YOUR TASK
Filter the entries below, keeping every line that has the word "player".

DATA ROWS
:::::
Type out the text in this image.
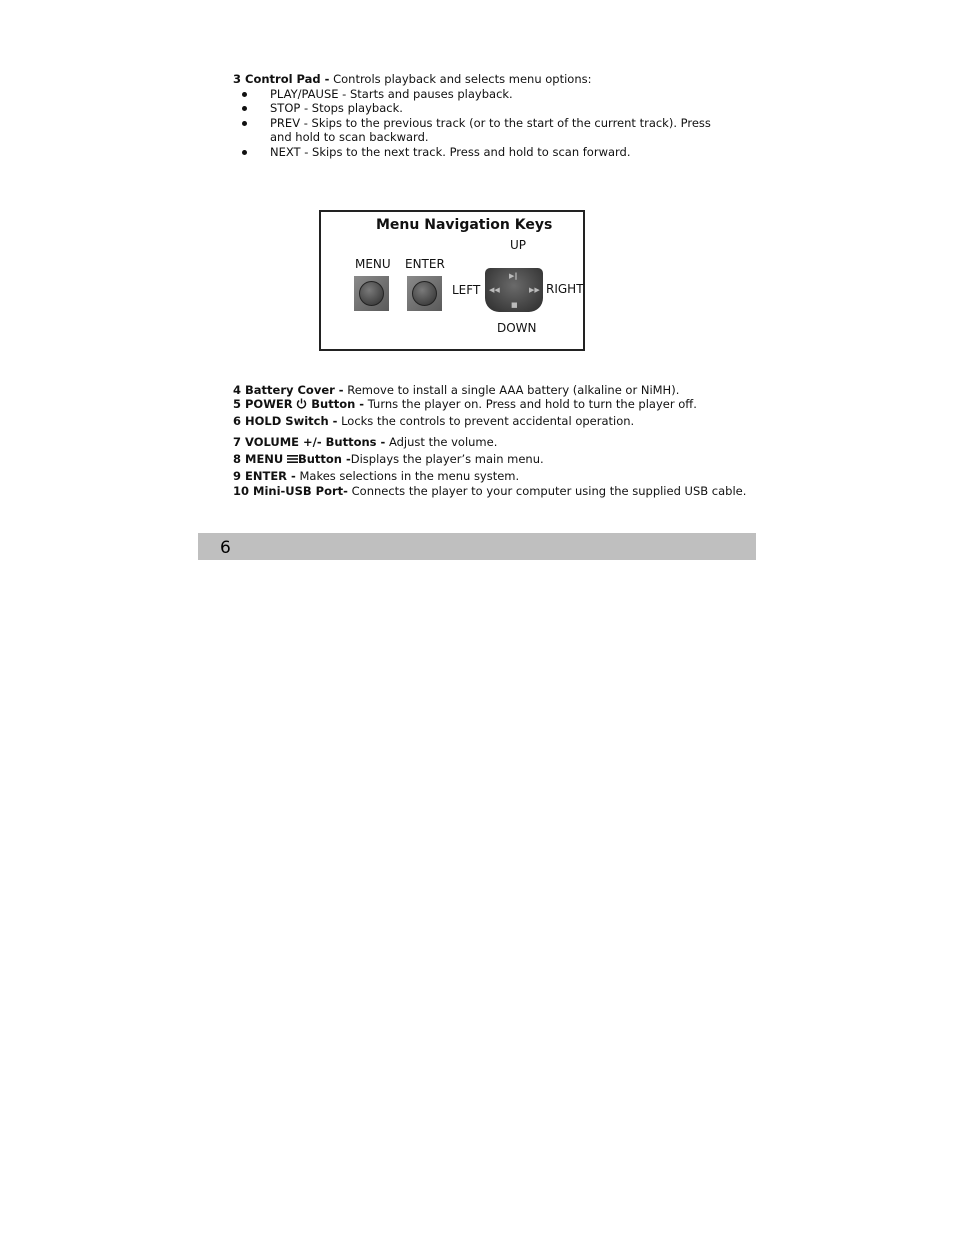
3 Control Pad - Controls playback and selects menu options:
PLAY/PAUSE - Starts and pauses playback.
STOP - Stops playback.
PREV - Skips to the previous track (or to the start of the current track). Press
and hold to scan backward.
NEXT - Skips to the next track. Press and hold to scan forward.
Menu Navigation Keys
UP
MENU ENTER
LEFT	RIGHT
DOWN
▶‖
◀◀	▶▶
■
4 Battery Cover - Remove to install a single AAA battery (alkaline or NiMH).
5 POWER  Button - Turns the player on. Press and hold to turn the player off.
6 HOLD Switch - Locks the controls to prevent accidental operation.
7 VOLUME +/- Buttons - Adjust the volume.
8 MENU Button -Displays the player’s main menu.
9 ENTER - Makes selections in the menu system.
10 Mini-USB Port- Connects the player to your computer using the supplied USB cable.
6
:::::
ANSWER TO THIS TASK
5 POWER  Button - Turns the player on. Press and hold to turn the player off.
8 MENU Button -Displays the player’s main menu.
10 Mini-USB Port- Connects the player to your computer using the supplied USB cable.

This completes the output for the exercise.